▸ **Task statement**
Quote all lines below exactly. Images stay out.

▸ **Stored rows**
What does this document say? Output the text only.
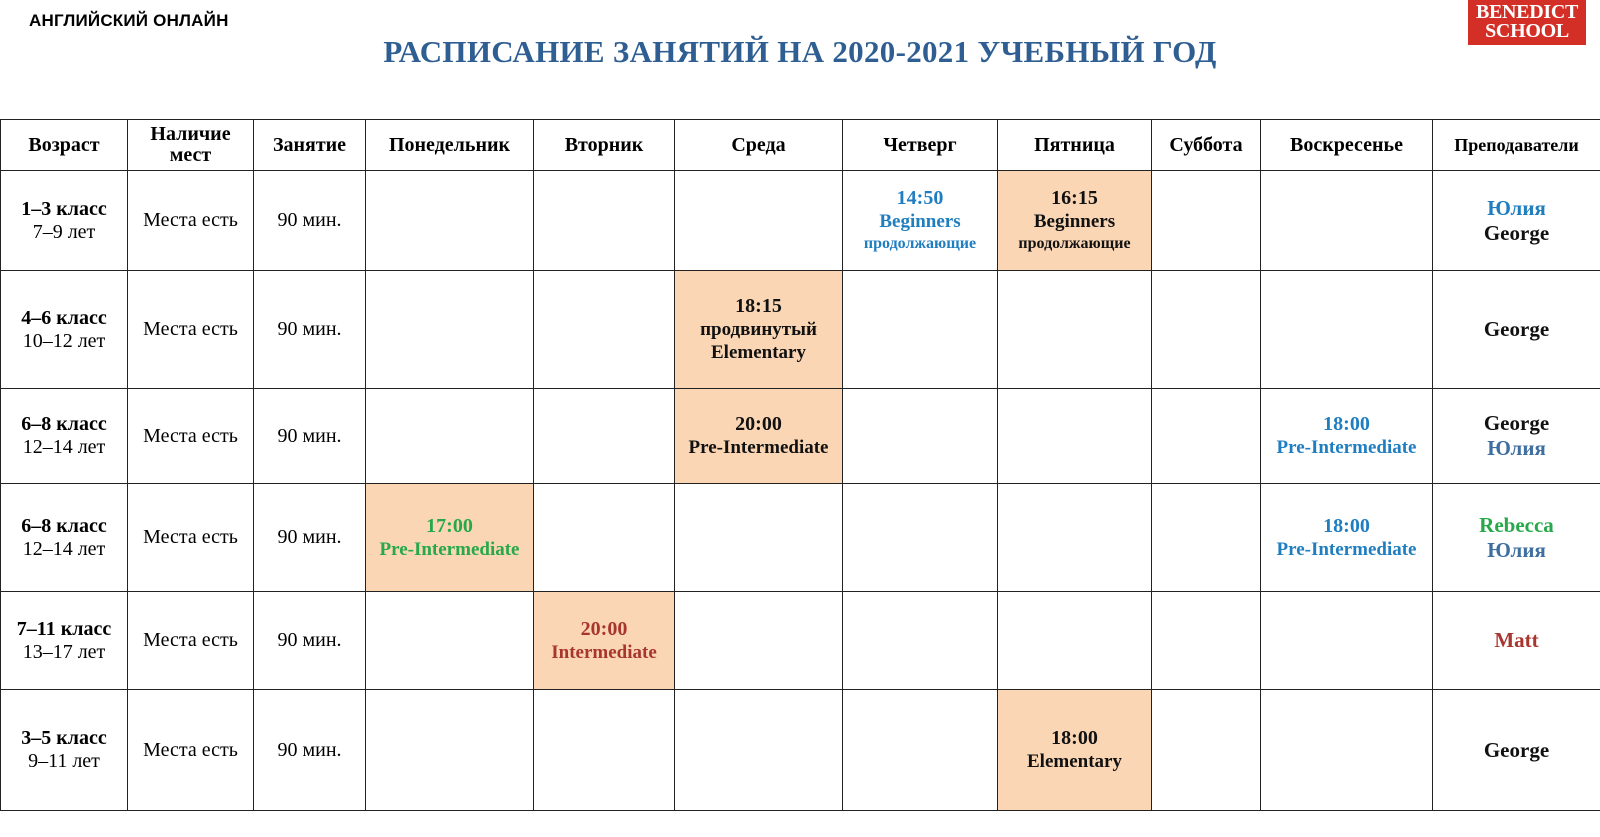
АНГЛИЙСКИЙ ОНЛАЙН	BENEDICT
SCHOOL
РАСПИСАНИЕ ЗАНЯТИЙ НА 2020-2021 УЧЕБНЫЙ ГОД
Возраст	Наличие мест	Занятие	Понедельник	Вторник	Среда	Четверг	Пятница	Суббота	Воскресенье	Преподаватели

1–3 класс
7–9 лет	Места есть	90 мин.				14:50
Beginners
продолжающие	16:15
Beginners
продолжающие			Юлия
George

4–6 класс
10–12 лет	Места есть	90 мин.			18:15
продвинутый
Elementary					George

6–8 класс
12–14 лет	Места есть	90 мин.			20:00
Pre-Intermediate				18:00
Pre-Intermediate	George
Юлия

6–8 класс
12–14 лет	Места есть	90 мин.	17:00
Pre-Intermediate						18:00
Pre-Intermediate	Rebecca
Юлия

7–11 класс
13–17 лет	Места есть	90 мин.		20:00
Intermediate						Matt

3–5 класс
9–11 лет	Места есть	90 мин.					18:00
Elementary			George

▸ **Response for this exercise**
What does this document say? Output the text only.
АНГЛИЙСКИЙ ОНЛАЙН	BENEDICT
SCHOOL
РАСПИСАНИЕ ЗАНЯТИЙ НА 2020-2021 УЧЕБНЫЙ ГОД
Возраст	Наличие мест	Занятие	Понедельник	Вторник	Среда	Четверг	Пятница	Суббота	Воскресенье	Преподаватели

1–3 класс
7–9 лет	Места есть	90 мин.				14:50
Beginners
продолжающие	16:15
Beginners
продолжающие			Юлия
George

4–6 класс
10–12 лет	Места есть	90 мин.			18:15
продвинутый
Elementary					George

6–8 класс
12–14 лет	Места есть	90 мин.			20:00
Pre-Intermediate				18:00
Pre-Intermediate	George
Юлия

6–8 класс
12–14 лет	Места есть	90 мин.	17:00
Pre-Intermediate						18:00
Pre-Intermediate	Rebecca
Юлия

7–11 класс
13–17 лет	Места есть	90 мин.		20:00
Intermediate						Matt

3–5 класс
9–11 лет	Места есть	90 мин.					18:00
Elementary			George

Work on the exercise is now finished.